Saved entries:
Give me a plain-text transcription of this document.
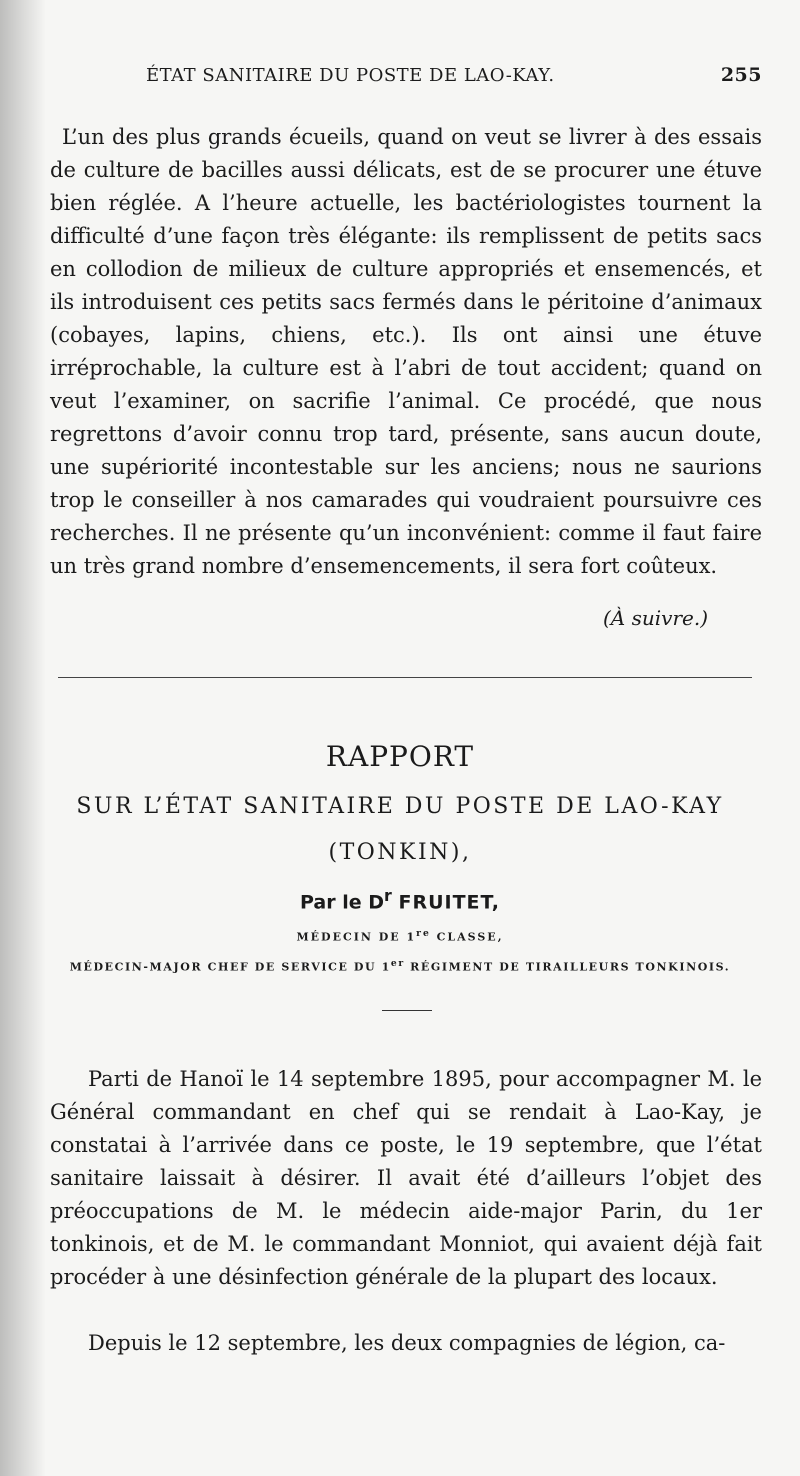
ÉTAT SANITAIRE DU POSTE DE LAO-KAY.	255

L’un des plus grands écueils, quand on veut se livrer à des essais de culture de bacilles aussi délicats, est de se procurer une étuve bien réglée. A l’heure actuelle, les bactériologistes tournent la difficulté d’une façon très élégante: ils remplissent de petits sacs en collodion de milieux de culture appropriés et ensemencés, et ils introduisent ces petits sacs fermés dans le péritoine d’animaux (cobayes, lapins, chiens, etc.). Ils ont ainsi une étuve irréprochable, la culture est à l’abri de tout accident; quand on veut l’examiner, on sacrifie l’animal. Ce procédé, que nous regrettons d’avoir connu trop tard, présente, sans aucun doute, une supériorité incontestable sur les anciens; nous ne saurions trop le conseiller à nos camarades qui voudraient poursuivre ces recherches. Il ne présente qu’un inconvénient: comme il faut faire un très grand nombre d’ensemencements, il sera fort coûteux.

(À suivre.)
RAPPORT
SUR L’ÉTAT SANITAIRE DU POSTE DE LAO-KAY
(TONKIN),
Par le $D^r$ FRUITET,
MÉDECIN DE 1re CLASSE,
MÉDECIN-MAJOR CHEF DE SERVICE DU 1er RÉGIMENT DE TIRAILLEURS TONKINOIS.

Parti de Hanoï le 14 septembre 1895, pour accompagner M. le Général commandant en chef qui se rendait à Lao-Kay, je constatai à l’arrivée dans ce poste, le 19 septembre, que l’état sanitaire laissait à désirer. Il avait été d’ailleurs l’objet des préoccupations de M. le médecin aide-major Parin, du 1er tonkinois, et de M. le commandant Monniot, qui avaient déjà fait procéder à une désinfection générale de la plupart des locaux.

Depuis le 12 septembre, les deux compagnies de légion, ca-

◆ TASK OBJECTIVE ◆
Keep the pictures out of your copy, and repeat every entry above exactly.

◆ SOLUTION BELOW ◆
Give me a plain-text transcription of this document.
ÉTAT SANITAIRE DU POSTE DE LAO-KAY.	255

L’un des plus grands écueils, quand on veut se livrer à des essais de culture de bacilles aussi délicats, est de se procurer une étuve bien réglée. A l’heure actuelle, les bactériologistes tournent la difficulté d’une façon très élégante: ils remplissent de petits sacs en collodion de milieux de culture appropriés et ensemencés, et ils introduisent ces petits sacs fermés dans le péritoine d’animaux (cobayes, lapins, chiens, etc.). Ils ont ainsi une étuve irréprochable, la culture est à l’abri de tout accident; quand on veut l’examiner, on sacrifie l’animal. Ce procédé, que nous regrettons d’avoir connu trop tard, présente, sans aucun doute, une supériorité incontestable sur les anciens; nous ne saurions trop le conseiller à nos camarades qui voudraient poursuivre ces recherches. Il ne présente qu’un inconvénient: comme il faut faire un très grand nombre d’ensemencements, il sera fort coûteux.

(À suivre.)
RAPPORT
SUR L’ÉTAT SANITAIRE DU POSTE DE LAO-KAY
(TONKIN),
Par le $D^r$ FRUITET,
MÉDECIN DE 1re CLASSE,
MÉDECIN-MAJOR CHEF DE SERVICE DU 1er RÉGIMENT DE TIRAILLEURS TONKINOIS.

Parti de Hanoï le 14 septembre 1895, pour accompagner M. le Général commandant en chef qui se rendait à Lao-Kay, je constatai à l’arrivée dans ce poste, le 19 septembre, que l’état sanitaire laissait à désirer. Il avait été d’ailleurs l’objet des préoccupations de M. le médecin aide-major Parin, du 1er tonkinois, et de M. le commandant Monniot, qui avaient déjà fait procéder à une désinfection générale de la plupart des locaux.

Depuis le 12 septembre, les deux compagnies de légion, ca-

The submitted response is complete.